SELECTION ->
# Looking for recommendations on Sirius radio units



## Rambo4 (Jan 25, 2008)

Hi, I'm very new to satellite radio, and I want to install one in my Durango that I can also use in the house with my HT equipment. Anyone have any ideas on the best brands or recommended units for this purpose? Thanks!


----------



## nova (Apr 30, 2006)

Hi George,
Not really up on the Plug & Play units,... only experience I have had with Sirius was through DishNetwork. A couple guys I work with pitched in to get a boombox style unit but again it cannot be used in the car.


----------



## superchad (Mar 7, 2008)

Hi, 
I have owned a couple Sirius units and am a multiple unit subscriber since late 2002 early 2003 if my memory is right. My first unit was Audiovox with car dock, indoor dock and boombox and I now have new unit dedicated for the car. There are several models from the "Sporster" on up and it really boils down to the look and features you want, having owned 3 units I can tell you now they all sound the same and being that your playing limited bandwidth music sound is not something that is gonna change much. Just make sure you install yourself if possible as it is so simple its silly to pay what the stores charge and make sure if unit will be used at home you have a ideal area that can be reached by the standard 20ft wire for signal. 2 units I have are tuned by selecting a empty radio station in car, the first deck I got only allowed 3 channel frequencies to choose from and sometimes it didnt work because of stations in the way...my newest unit allows every single step in FM so just in case please make sure you get that sort of adjustability if you do not intend to hard wire the head unit.
Again with all this in mind it really boils down to what you like as they all sound the same, some do allow to record and save songs and have more detailed display but thats about it.


----------



## Rambo4 (Jan 25, 2008)

Thanks for the input, I may wait until I have a car stereo that supports a direct connection to the radio instead of tuning into a channel over FM as I must do now in an '03 Durango. I found with the test I did with one I borrowed is that the stations came in what I would call AM quality (signal strength was full bars) and much lower than the volume on regular radio.

Not at all what I heard from the salesman..."Better than FM quality"... perhaps with a wired connection to your head unit, but not through radio freq. as has been my experience.

When pairing subscription costs, with audio quality received, I will hold off until a new compatible vehicle purchase so I can get the most out of this technology.


----------

SET TASK -> Update the satellite radio thread, everything from "Thanks for the" down to "on regular radio.", by writing it out again with "Dakota" in place of "Durango".

Page element annotations
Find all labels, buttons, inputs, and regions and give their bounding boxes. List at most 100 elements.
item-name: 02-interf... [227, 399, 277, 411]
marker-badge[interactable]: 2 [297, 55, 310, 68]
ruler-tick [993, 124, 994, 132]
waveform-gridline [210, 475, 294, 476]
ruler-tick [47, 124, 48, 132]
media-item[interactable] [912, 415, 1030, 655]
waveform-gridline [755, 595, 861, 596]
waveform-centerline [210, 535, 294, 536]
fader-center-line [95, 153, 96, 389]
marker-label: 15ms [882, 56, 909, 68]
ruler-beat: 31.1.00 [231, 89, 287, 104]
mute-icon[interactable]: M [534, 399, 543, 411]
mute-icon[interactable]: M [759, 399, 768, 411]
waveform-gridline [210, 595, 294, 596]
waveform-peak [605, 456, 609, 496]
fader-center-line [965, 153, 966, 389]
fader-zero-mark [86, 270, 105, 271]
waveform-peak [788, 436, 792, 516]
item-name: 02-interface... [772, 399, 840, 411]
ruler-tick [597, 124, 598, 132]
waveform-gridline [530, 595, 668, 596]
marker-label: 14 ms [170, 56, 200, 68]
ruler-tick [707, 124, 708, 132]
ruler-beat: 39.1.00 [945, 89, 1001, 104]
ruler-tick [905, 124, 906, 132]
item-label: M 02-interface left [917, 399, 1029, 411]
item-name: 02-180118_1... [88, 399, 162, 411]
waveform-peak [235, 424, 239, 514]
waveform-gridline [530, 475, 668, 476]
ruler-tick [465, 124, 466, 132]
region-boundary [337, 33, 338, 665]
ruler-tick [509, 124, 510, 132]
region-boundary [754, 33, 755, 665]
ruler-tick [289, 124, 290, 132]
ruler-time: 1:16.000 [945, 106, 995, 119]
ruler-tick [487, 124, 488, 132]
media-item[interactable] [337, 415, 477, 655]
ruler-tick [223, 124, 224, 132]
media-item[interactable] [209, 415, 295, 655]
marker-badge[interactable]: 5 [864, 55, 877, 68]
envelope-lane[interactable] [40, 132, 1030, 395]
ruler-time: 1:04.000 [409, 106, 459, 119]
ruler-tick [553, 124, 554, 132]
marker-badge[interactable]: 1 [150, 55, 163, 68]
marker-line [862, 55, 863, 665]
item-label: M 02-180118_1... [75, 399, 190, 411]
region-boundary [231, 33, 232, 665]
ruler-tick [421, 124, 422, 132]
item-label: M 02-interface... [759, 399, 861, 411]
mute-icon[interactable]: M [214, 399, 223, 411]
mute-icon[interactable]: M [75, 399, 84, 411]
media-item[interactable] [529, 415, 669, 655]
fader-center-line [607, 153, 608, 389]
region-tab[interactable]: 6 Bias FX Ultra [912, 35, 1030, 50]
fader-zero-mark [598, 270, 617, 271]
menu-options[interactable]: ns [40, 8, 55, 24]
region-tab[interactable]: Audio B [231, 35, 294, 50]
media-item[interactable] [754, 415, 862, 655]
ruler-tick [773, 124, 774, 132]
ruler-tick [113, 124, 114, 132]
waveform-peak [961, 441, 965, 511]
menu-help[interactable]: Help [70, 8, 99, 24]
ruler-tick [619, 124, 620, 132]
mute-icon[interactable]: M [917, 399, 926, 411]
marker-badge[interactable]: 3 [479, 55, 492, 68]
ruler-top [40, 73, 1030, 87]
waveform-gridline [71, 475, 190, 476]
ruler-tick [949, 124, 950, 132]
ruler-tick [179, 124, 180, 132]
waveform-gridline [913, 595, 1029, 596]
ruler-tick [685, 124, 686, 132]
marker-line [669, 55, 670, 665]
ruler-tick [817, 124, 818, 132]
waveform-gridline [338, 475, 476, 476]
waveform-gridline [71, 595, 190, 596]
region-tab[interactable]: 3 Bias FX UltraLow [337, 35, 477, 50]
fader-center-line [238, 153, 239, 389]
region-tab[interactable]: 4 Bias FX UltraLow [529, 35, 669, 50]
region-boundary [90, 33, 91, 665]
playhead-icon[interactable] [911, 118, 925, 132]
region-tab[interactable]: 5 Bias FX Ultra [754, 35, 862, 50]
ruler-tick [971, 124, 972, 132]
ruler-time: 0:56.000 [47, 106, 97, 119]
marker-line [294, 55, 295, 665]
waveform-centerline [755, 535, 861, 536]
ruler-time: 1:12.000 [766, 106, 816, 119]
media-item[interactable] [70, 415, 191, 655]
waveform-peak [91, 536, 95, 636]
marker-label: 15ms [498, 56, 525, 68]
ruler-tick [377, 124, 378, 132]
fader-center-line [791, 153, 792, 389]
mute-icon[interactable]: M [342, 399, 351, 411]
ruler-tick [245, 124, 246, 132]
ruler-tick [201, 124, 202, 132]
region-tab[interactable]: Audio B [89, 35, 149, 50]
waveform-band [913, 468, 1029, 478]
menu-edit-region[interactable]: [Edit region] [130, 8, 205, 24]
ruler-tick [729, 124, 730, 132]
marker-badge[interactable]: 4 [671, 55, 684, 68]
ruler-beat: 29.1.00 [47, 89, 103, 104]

IN RESPONSE ->
Thanks for the input, I may wait until I have a car stereo that supports a direct connection to the radio instead of tuning into a channel over FM as I must do now in an '03 Dakota. I found with the test I did with one I borrowed is that the stations came in what I would call AM quality (signal strength was full bars) and much lower than the volume on regular radio.